Available records:
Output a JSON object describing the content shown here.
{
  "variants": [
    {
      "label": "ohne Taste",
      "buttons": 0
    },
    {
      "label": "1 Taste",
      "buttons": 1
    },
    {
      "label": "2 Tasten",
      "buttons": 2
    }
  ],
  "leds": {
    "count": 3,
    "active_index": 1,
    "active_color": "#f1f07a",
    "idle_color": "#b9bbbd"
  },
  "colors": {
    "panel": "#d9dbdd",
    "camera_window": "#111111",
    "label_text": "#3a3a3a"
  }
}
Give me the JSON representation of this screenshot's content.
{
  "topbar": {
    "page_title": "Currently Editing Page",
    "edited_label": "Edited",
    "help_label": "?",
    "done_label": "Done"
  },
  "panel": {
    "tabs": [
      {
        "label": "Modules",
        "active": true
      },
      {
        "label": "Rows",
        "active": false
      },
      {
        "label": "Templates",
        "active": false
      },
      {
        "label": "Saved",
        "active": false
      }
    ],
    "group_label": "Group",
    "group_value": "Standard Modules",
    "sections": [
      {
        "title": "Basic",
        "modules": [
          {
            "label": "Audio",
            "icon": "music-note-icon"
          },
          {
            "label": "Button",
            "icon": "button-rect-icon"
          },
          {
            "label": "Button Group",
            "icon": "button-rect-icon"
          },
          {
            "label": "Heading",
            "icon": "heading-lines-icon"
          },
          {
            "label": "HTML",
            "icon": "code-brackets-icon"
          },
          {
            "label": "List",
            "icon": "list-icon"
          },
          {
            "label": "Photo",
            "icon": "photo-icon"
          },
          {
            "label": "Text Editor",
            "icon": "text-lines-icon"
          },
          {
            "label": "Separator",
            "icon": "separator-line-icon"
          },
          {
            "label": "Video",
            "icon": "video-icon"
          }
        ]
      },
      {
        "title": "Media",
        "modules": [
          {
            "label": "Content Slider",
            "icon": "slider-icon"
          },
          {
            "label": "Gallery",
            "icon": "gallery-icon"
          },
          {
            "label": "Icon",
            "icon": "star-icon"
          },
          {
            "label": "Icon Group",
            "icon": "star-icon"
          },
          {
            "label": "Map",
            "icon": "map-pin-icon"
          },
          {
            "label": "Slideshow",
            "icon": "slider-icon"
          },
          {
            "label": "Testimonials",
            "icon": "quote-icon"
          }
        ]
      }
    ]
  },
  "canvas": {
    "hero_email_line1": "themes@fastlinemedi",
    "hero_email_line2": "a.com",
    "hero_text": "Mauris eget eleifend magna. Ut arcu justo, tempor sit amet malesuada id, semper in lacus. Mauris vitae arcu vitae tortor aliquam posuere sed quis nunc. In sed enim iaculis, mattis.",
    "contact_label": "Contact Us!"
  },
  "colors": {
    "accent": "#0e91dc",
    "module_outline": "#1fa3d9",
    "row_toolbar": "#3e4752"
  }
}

Short exercise: The whole listing above needs to be written out again exactly.

Exercise solution:
Output a JSON object describing the content shown here.
{
  "variants": [
    {
      "label": "ohne Taste",
      "buttons": 0
    },
    {
      "label": "1 Taste",
      "buttons": 1
    },
    {
      "label": "2 Tasten",
      "buttons": 2
    }
  ],
  "leds": {
    "count": 3,
    "active_index": 1,
    "active_color": "#f1f07a",
    "idle_color": "#b9bbbd"
  },
  "colors": {
    "panel": "#d9dbdd",
    "camera_window": "#111111",
    "label_text": "#3a3a3a"
  }
}
Give me the JSON representation of this screenshot's content.
{
  "topbar": {
    "page_title": "Currently Editing Page",
    "edited_label": "Edited",
    "help_label": "?",
    "done_label": "Done"
  },
  "panel": {
    "tabs": [
      {
        "label": "Modules",
        "active": true
      },
      {
        "label": "Rows",
        "active": false
      },
      {
        "label": "Templates",
        "active": false
      },
      {
        "label": "Saved",
        "active": false
      }
    ],
    "group_label": "Group",
    "group_value": "Standard Modules",
    "sections": [
      {
        "title": "Basic",
        "modules": [
          {
            "label": "Audio",
            "icon": "music-note-icon"
          },
          {
            "label": "Button",
            "icon": "button-rect-icon"
          },
          {
            "label": "Button Group",
            "icon": "button-rect-icon"
          },
          {
            "label": "Heading",
            "icon": "heading-lines-icon"
          },
          {
            "label": "HTML",
            "icon": "code-brackets-icon"
          },
          {
            "label": "List",
            "icon": "list-icon"
          },
          {
            "label": "Photo",
            "icon": "photo-icon"
          },
          {
            "label": "Text Editor",
            "icon": "text-lines-icon"
          },
          {
            "label": "Separator",
            "icon": "separator-line-icon"
          },
          {
            "label": "Video",
            "icon": "video-icon"
          }
        ]
      },
      {
        "title": "Media",
        "modules": [
          {
            "label": "Content Slider",
            "icon": "slider-icon"
          },
          {
            "label": "Gallery",
            "icon": "gallery-icon"
          },
          {
            "label": "Icon",
            "icon": "star-icon"
          },
          {
            "label": "Icon Group",
            "icon": "star-icon"
          },
          {
            "label": "Map",
            "icon": "map-pin-icon"
          },
          {
            "label": "Slideshow",
            "icon": "slider-icon"
          },
          {
            "label": "Testimonials",
            "icon": "quote-icon"
          }
        ]
      }
    ]
  },
  "canvas": {
    "hero_email_line1": "themes@fastlinemedi",
    "hero_email_line2": "a.com",
    "hero_text": "Mauris eget eleifend magna. Ut arcu justo, tempor sit amet malesuada id, semper in lacus. Mauris vitae arcu vitae tortor aliquam posuere sed quis nunc. In sed enim iaculis, mattis.",
    "contact_label": "Contact Us!"
  },
  "colors": {
    "accent": "#0e91dc",
    "module_outline": "#1fa3d9",
    "row_toolbar": "#3e4752"
  }
}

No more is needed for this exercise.